**THE TASK**
Repeat all entries exactly.

— Start of DATA LISTING —

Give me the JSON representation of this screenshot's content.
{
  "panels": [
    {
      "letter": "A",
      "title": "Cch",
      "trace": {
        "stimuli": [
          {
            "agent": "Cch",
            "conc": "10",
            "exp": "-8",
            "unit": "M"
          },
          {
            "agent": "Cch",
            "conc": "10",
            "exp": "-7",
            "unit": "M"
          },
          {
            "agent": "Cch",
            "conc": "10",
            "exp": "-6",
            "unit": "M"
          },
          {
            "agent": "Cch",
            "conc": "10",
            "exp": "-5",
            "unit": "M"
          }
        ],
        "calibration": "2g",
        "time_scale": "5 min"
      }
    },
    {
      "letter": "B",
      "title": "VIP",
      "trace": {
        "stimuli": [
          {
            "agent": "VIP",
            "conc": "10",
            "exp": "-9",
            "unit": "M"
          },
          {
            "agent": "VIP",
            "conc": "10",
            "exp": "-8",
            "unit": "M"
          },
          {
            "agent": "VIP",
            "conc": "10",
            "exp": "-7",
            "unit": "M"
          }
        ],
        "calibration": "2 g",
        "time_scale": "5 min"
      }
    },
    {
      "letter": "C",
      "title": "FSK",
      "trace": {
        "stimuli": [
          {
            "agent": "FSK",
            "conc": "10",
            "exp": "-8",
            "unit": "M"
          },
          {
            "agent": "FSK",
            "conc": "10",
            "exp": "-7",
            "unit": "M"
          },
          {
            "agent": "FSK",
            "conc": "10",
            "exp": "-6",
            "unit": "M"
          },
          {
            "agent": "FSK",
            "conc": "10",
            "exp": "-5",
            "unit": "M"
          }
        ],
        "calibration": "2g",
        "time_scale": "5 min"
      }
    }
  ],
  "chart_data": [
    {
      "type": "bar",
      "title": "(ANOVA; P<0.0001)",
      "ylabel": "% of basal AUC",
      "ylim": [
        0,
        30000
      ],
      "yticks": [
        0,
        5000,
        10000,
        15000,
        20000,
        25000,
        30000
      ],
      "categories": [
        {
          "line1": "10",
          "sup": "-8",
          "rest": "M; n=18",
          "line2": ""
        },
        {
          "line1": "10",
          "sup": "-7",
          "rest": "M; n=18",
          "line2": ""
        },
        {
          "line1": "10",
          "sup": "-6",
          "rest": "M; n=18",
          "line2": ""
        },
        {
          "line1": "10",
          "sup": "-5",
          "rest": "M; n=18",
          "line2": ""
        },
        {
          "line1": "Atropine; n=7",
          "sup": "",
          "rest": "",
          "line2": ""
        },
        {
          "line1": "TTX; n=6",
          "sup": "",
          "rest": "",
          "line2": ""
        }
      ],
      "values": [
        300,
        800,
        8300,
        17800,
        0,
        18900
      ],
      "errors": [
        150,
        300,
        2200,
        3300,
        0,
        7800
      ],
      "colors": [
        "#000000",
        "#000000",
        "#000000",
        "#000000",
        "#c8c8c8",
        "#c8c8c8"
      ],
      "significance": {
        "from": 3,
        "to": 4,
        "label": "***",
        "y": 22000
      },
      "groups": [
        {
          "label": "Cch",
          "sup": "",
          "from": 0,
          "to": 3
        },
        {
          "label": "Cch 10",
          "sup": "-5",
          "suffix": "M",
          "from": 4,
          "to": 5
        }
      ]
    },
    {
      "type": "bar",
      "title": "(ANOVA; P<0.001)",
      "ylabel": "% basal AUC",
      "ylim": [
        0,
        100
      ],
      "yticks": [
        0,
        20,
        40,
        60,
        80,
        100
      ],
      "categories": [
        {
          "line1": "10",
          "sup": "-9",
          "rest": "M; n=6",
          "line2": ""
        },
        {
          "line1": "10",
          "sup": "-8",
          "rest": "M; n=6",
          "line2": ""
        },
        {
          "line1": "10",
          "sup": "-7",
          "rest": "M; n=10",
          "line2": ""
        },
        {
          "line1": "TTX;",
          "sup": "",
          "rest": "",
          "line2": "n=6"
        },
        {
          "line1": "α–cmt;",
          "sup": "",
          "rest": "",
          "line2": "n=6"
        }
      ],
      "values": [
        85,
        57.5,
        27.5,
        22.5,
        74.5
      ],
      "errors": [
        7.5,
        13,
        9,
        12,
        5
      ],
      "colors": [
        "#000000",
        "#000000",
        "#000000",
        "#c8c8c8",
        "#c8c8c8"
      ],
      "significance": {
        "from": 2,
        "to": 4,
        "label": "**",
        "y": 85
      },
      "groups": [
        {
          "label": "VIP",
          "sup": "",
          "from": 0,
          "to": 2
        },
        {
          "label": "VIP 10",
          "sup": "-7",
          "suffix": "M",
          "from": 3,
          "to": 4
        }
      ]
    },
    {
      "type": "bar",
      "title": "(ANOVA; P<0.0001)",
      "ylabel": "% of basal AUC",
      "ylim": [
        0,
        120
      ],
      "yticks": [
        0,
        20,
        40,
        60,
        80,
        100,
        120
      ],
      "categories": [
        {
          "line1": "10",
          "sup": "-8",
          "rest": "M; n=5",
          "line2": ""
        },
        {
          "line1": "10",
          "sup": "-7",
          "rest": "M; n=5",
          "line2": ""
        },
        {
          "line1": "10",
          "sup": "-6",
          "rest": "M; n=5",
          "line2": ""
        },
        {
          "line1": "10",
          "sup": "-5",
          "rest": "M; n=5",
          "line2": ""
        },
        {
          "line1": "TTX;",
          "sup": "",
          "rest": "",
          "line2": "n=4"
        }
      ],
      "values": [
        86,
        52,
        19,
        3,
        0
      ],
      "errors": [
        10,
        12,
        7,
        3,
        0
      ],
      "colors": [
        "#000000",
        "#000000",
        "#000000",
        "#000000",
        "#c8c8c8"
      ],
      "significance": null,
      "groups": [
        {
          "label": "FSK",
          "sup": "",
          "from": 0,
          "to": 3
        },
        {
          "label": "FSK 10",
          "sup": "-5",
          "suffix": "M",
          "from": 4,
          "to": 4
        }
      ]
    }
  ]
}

— End of DATA LISTING —

**CORRECT ANSWER**
Give me the JSON representation of this screenshot's content.
{
  "panels": [
    {
      "letter": "A",
      "title": "Cch",
      "trace": {
        "stimuli": [
          {
            "agent": "Cch",
            "conc": "10",
            "exp": "-8",
            "unit": "M"
          },
          {
            "agent": "Cch",
            "conc": "10",
            "exp": "-7",
            "unit": "M"
          },
          {
            "agent": "Cch",
            "conc": "10",
            "exp": "-6",
            "unit": "M"
          },
          {
            "agent": "Cch",
            "conc": "10",
            "exp": "-5",
            "unit": "M"
          }
        ],
        "calibration": "2g",
        "time_scale": "5 min"
      }
    },
    {
      "letter": "B",
      "title": "VIP",
      "trace": {
        "stimuli": [
          {
            "agent": "VIP",
            "conc": "10",
            "exp": "-9",
            "unit": "M"
          },
          {
            "agent": "VIP",
            "conc": "10",
            "exp": "-8",
            "unit": "M"
          },
          {
            "agent": "VIP",
            "conc": "10",
            "exp": "-7",
            "unit": "M"
          }
        ],
        "calibration": "2 g",
        "time_scale": "5 min"
      }
    },
    {
      "letter": "C",
      "title": "FSK",
      "trace": {
        "stimuli": [
          {
            "agent": "FSK",
            "conc": "10",
            "exp": "-8",
            "unit": "M"
          },
          {
            "agent": "FSK",
            "conc": "10",
            "exp": "-7",
            "unit": "M"
          },
          {
            "agent": "FSK",
            "conc": "10",
            "exp": "-6",
            "unit": "M"
          },
          {
            "agent": "FSK",
            "conc": "10",
            "exp": "-5",
            "unit": "M"
          }
        ],
        "calibration": "2g",
        "time_scale": "5 min"
      }
    }
  ],
  "chart_data": [
    {
      "type": "bar",
      "title": "(ANOVA; P<0.0001)",
      "ylabel": "% of basal AUC",
      "ylim": [
        0,
        30000
      ],
      "yticks": [
        0,
        5000,
        10000,
        15000,
        20000,
        25000,
        30000
      ],
      "categories": [
        {
          "line1": "10",
          "sup": "-8",
          "rest": "M; n=18",
          "line2": ""
        },
        {
          "line1": "10",
          "sup": "-7",
          "rest": "M; n=18",
          "line2": ""
        },
        {
          "line1": "10",
          "sup": "-6",
          "rest": "M; n=18",
          "line2": ""
        },
        {
          "line1": "10",
          "sup": "-5",
          "rest": "M; n=18",
          "line2": ""
        },
        {
          "line1": "Atropine; n=7",
          "sup": "",
          "rest": "",
          "line2": ""
        },
        {
          "line1": "TTX; n=6",
          "sup": "",
          "rest": "",
          "line2": ""
        }
      ],
      "values": [
        300,
        800,
        8300,
        17800,
        0,
        18900
      ],
      "errors": [
        150,
        300,
        2200,
        3300,
        0,
        7800
      ],
      "colors": [
        "#000000",
        "#000000",
        "#000000",
        "#000000",
        "#c8c8c8",
        "#c8c8c8"
      ],
      "significance": {
        "from": 3,
        "to": 4,
        "label": "***",
        "y": 22000
      },
      "groups": [
        {
          "label": "Cch",
          "sup": "",
          "from": 0,
          "to": 3
        },
        {
          "label": "Cch 10",
          "sup": "-5",
          "suffix": "M",
          "from": 4,
          "to": 5
        }
      ]
    },
    {
      "type": "bar",
      "title": "(ANOVA; P<0.001)",
      "ylabel": "% basal AUC",
      "ylim": [
        0,
        100
      ],
      "yticks": [
        0,
        20,
        40,
        60,
        80,
        100
      ],
      "categories": [
        {
          "line1": "10",
          "sup": "-9",
          "rest": "M; n=6",
          "line2": ""
        },
        {
          "line1": "10",
          "sup": "-8",
          "rest": "M; n=6",
          "line2": ""
        },
        {
          "line1": "10",
          "sup": "-7",
          "rest": "M; n=10",
          "line2": ""
        },
        {
          "line1": "TTX;",
          "sup": "",
          "rest": "",
          "line2": "n=6"
        },
        {
          "line1": "α–cmt;",
          "sup": "",
          "rest": "",
          "line2": "n=6"
        }
      ],
      "values": [
        85,
        57.5,
        27.5,
        22.5,
        74.5
      ],
      "errors": [
        7.5,
        13,
        9,
        12,
        5
      ],
      "colors": [
        "#000000",
        "#000000",
        "#000000",
        "#c8c8c8",
        "#c8c8c8"
      ],
      "significance": {
        "from": 2,
        "to": 4,
        "label": "**",
        "y": 85
      },
      "groups": [
        {
          "label": "VIP",
          "sup": "",
          "from": 0,
          "to": 2
        },
        {
          "label": "VIP 10",
          "sup": "-7",
          "suffix": "M",
          "from": 3,
          "to": 4
        }
      ]
    },
    {
      "type": "bar",
      "title": "(ANOVA; P<0.0001)",
      "ylabel": "% of basal AUC",
      "ylim": [
        0,
        120
      ],
      "yticks": [
        0,
        20,
        40,
        60,
        80,
        100,
        120
      ],
      "categories": [
        {
          "line1": "10",
          "sup": "-8",
          "rest": "M; n=5",
          "line2": ""
        },
        {
          "line1": "10",
          "sup": "-7",
          "rest": "M; n=5",
          "line2": ""
        },
        {
          "line1": "10",
          "sup": "-6",
          "rest": "M; n=5",
          "line2": ""
        },
        {
          "line1": "10",
          "sup": "-5",
          "rest": "M; n=5",
          "line2": ""
        },
        {
          "line1": "TTX;",
          "sup": "",
          "rest": "",
          "line2": "n=4"
        }
      ],
      "values": [
        86,
        52,
        19,
        3,
        0
      ],
      "errors": [
        10,
        12,
        7,
        3,
        0
      ],
      "colors": [
        "#000000",
        "#000000",
        "#000000",
        "#000000",
        "#c8c8c8"
      ],
      "significance": null,
      "groups": [
        {
          "label": "FSK",
          "sup": "",
          "from": 0,
          "to": 3
        },
        {
          "label": "FSK 10",
          "sup": "-5",
          "suffix": "M",
          "from": 4,
          "to": 4
        }
      ]
    }
  ]
}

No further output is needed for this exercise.